Records contained in a dataset
START

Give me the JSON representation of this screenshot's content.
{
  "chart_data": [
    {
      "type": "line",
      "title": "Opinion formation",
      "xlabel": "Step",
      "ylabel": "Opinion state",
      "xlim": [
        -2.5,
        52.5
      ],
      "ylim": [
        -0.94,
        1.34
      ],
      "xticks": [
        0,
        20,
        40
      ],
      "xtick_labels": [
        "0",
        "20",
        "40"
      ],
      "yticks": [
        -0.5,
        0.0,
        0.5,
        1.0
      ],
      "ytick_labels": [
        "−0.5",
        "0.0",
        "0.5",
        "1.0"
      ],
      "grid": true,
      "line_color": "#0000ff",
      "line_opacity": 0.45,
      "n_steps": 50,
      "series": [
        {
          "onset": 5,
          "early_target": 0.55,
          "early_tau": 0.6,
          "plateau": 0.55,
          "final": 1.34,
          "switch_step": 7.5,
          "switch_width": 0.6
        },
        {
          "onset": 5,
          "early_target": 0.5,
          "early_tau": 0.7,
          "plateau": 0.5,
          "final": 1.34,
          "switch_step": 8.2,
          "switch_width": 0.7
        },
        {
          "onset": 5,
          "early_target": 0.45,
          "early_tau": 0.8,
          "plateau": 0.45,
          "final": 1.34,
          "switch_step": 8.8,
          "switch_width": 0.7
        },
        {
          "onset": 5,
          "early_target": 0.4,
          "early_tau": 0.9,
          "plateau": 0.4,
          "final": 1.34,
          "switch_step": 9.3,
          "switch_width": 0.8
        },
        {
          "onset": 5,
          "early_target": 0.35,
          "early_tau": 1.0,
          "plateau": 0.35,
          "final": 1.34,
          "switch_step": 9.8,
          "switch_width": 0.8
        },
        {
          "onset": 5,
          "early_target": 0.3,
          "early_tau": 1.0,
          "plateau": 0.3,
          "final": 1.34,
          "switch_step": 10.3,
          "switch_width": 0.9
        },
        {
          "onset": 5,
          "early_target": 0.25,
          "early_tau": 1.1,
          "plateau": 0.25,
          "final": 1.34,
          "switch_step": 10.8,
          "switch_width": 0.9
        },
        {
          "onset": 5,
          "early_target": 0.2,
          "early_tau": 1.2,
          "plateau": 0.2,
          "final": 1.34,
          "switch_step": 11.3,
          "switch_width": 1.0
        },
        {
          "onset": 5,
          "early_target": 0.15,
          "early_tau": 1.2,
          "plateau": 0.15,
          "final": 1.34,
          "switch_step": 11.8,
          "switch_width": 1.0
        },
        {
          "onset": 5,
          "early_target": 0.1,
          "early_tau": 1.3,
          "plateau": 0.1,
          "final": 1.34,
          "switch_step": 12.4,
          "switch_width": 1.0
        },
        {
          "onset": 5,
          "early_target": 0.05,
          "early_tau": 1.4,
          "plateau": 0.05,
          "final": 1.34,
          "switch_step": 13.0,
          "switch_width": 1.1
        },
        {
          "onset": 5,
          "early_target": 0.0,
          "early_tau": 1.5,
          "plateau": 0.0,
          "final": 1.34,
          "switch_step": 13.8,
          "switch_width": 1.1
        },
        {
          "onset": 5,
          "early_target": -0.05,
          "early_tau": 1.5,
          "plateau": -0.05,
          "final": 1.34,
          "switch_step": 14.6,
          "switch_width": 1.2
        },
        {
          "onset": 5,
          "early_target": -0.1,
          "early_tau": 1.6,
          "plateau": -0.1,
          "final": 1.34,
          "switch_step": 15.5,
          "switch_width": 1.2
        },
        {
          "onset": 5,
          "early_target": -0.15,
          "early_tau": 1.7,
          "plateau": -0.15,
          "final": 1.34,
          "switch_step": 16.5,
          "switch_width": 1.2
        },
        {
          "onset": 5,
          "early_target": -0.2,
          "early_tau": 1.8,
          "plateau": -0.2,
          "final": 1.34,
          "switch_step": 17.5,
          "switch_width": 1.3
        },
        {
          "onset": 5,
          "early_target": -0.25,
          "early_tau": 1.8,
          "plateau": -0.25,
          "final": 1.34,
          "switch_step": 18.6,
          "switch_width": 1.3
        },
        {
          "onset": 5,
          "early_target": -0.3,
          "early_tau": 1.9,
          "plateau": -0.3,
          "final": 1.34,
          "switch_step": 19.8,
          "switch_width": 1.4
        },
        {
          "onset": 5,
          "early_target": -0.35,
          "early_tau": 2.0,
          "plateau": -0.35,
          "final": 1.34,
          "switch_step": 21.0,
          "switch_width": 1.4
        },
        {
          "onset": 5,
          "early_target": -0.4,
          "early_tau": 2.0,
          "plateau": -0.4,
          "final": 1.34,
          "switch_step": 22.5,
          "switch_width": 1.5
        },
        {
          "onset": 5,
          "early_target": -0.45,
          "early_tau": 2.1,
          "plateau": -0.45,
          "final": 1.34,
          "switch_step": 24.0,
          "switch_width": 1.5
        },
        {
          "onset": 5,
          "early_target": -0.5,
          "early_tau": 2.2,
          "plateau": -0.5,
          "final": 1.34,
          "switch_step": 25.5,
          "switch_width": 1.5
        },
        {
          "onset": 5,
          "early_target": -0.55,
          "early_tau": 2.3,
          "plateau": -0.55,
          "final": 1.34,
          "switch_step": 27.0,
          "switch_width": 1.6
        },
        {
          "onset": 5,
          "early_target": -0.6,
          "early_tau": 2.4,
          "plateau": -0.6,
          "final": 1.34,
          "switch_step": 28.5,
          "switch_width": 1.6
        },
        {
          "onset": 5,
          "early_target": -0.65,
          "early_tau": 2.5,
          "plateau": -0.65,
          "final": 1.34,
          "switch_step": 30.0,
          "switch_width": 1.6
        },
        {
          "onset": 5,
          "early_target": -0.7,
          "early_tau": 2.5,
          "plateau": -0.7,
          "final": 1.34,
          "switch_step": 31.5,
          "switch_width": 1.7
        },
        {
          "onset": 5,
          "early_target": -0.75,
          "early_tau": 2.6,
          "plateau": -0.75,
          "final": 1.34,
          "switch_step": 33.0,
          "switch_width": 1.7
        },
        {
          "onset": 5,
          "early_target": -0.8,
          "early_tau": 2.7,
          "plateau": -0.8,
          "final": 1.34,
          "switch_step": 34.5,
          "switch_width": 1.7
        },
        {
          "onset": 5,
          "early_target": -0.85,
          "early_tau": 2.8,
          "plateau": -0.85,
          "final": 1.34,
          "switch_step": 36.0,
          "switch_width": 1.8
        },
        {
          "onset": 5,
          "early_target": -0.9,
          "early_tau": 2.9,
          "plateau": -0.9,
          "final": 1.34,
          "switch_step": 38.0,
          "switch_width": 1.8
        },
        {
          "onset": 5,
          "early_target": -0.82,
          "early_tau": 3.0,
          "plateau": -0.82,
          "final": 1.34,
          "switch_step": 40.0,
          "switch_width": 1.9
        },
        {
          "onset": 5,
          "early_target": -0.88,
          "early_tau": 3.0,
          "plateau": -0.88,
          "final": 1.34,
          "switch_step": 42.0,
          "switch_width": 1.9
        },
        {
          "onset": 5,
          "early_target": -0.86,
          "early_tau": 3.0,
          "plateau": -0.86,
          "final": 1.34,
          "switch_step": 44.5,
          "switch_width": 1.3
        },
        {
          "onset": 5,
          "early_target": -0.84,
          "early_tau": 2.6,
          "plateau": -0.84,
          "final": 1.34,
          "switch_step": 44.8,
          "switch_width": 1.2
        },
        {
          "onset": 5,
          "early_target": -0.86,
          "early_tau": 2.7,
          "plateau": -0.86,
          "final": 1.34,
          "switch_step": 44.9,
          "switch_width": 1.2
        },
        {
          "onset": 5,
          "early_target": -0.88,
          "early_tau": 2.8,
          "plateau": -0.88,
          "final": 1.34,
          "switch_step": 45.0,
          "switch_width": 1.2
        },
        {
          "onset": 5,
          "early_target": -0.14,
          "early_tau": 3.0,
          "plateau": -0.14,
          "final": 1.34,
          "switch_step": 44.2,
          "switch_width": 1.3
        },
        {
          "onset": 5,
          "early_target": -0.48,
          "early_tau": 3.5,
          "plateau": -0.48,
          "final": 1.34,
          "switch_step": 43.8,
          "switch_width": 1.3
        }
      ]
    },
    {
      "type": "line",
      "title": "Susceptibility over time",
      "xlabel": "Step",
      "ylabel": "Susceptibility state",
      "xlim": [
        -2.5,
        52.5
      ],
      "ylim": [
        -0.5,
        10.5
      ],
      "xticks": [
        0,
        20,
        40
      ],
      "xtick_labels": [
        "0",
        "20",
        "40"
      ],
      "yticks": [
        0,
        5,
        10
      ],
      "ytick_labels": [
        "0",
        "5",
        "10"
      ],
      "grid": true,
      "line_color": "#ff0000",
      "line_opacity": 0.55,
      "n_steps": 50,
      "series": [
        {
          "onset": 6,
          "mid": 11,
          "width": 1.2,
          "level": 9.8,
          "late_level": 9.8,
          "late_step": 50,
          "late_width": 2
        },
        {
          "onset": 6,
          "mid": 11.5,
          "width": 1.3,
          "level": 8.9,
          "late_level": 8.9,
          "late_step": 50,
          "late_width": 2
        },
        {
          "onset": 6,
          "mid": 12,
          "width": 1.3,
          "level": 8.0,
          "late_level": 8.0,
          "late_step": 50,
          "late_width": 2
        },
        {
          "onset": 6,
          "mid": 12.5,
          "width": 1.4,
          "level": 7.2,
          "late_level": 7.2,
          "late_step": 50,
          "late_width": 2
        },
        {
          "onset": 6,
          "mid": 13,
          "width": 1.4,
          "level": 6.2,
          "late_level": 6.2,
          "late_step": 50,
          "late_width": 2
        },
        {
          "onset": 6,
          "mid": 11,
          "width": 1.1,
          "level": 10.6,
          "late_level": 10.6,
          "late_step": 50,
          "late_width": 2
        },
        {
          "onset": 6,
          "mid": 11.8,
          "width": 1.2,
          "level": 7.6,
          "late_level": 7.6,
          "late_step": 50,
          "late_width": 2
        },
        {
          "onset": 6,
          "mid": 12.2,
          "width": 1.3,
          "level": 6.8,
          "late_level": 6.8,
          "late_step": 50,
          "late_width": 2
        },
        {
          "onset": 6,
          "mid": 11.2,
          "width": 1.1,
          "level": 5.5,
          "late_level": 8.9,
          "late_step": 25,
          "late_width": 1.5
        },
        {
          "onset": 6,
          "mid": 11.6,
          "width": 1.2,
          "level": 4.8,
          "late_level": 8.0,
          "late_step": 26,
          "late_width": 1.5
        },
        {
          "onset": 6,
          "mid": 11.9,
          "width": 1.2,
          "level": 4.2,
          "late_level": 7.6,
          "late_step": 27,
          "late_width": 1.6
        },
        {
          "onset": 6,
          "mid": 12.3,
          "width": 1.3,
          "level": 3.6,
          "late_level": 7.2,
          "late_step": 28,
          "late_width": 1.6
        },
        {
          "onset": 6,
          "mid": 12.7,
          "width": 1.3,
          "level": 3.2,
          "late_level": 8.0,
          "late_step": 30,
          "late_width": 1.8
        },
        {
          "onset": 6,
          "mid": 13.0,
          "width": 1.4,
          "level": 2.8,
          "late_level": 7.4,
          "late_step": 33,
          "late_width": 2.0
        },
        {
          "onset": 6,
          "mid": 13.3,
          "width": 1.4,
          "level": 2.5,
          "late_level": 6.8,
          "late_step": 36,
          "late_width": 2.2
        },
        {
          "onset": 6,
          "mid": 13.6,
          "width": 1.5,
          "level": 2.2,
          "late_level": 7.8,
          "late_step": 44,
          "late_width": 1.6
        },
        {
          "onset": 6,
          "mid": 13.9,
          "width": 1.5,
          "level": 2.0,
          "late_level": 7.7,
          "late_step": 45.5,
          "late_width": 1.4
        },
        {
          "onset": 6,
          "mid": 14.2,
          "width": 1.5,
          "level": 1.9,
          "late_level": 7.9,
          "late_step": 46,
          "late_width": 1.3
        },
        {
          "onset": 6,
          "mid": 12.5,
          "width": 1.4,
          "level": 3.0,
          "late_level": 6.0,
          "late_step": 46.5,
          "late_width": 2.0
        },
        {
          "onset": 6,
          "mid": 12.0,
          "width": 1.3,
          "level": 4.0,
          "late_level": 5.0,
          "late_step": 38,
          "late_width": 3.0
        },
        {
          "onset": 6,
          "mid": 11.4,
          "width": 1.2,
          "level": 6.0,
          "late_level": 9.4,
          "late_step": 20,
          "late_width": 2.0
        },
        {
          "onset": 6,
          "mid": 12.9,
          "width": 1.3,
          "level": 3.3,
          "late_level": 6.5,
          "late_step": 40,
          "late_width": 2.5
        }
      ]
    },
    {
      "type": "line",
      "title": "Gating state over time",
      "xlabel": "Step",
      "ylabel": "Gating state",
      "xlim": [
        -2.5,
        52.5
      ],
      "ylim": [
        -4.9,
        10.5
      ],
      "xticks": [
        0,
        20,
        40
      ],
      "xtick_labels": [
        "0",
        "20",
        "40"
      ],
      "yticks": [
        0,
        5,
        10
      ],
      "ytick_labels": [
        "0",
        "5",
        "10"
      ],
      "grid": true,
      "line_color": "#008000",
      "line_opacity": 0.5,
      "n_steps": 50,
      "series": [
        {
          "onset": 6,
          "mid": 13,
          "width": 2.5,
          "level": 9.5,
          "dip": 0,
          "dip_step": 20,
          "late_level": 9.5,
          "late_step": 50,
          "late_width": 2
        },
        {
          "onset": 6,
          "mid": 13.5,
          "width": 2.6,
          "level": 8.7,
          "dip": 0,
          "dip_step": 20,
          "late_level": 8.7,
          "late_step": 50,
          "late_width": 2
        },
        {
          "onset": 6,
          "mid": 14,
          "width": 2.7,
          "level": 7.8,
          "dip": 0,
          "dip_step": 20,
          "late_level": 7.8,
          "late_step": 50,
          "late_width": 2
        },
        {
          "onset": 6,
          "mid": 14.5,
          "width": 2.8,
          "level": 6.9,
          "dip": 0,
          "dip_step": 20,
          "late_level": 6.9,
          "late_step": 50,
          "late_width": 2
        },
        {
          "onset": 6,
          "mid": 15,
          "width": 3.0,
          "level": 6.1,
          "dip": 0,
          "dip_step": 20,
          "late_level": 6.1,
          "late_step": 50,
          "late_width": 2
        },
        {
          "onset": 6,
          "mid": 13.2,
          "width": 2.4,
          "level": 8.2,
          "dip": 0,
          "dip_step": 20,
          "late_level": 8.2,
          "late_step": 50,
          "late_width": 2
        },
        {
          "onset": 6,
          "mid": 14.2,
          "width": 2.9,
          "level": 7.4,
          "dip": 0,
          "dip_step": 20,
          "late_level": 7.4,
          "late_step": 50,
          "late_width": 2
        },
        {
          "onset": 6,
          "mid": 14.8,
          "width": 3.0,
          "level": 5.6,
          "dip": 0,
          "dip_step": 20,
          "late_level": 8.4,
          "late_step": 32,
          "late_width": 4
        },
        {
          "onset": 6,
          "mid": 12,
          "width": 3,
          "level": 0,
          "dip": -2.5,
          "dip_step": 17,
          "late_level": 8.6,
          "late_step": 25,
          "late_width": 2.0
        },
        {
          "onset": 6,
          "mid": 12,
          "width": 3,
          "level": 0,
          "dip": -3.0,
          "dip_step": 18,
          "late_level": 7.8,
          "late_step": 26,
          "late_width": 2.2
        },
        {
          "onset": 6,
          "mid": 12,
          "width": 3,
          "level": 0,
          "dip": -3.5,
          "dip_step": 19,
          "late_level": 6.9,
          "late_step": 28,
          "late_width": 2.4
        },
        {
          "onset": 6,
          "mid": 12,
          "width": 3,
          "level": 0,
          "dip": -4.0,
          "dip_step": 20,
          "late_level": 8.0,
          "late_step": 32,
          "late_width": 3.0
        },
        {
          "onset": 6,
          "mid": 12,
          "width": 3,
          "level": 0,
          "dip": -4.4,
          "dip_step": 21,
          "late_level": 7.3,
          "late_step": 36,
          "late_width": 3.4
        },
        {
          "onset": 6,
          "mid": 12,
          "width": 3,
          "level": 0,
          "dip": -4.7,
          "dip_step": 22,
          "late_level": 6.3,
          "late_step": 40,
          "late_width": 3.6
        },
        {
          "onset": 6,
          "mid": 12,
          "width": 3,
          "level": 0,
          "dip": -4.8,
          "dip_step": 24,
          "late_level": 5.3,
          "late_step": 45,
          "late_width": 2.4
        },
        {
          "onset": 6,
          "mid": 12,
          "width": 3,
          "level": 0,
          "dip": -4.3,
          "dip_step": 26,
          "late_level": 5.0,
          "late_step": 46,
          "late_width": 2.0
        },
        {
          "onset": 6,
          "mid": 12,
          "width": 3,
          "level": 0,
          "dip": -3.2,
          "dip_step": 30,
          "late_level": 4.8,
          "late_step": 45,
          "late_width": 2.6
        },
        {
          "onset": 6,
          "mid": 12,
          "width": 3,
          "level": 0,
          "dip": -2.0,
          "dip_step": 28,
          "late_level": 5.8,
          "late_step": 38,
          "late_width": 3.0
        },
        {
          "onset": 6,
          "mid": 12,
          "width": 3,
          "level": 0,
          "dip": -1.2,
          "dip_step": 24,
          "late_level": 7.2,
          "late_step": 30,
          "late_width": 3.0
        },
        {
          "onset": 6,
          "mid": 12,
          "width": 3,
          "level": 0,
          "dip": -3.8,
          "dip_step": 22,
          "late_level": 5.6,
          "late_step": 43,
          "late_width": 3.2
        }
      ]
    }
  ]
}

END

PROBLEM TO SOLVE: A single figure is required: the number of lines above in which the word "title" occurs.

EXERCISE RESPONSE: 3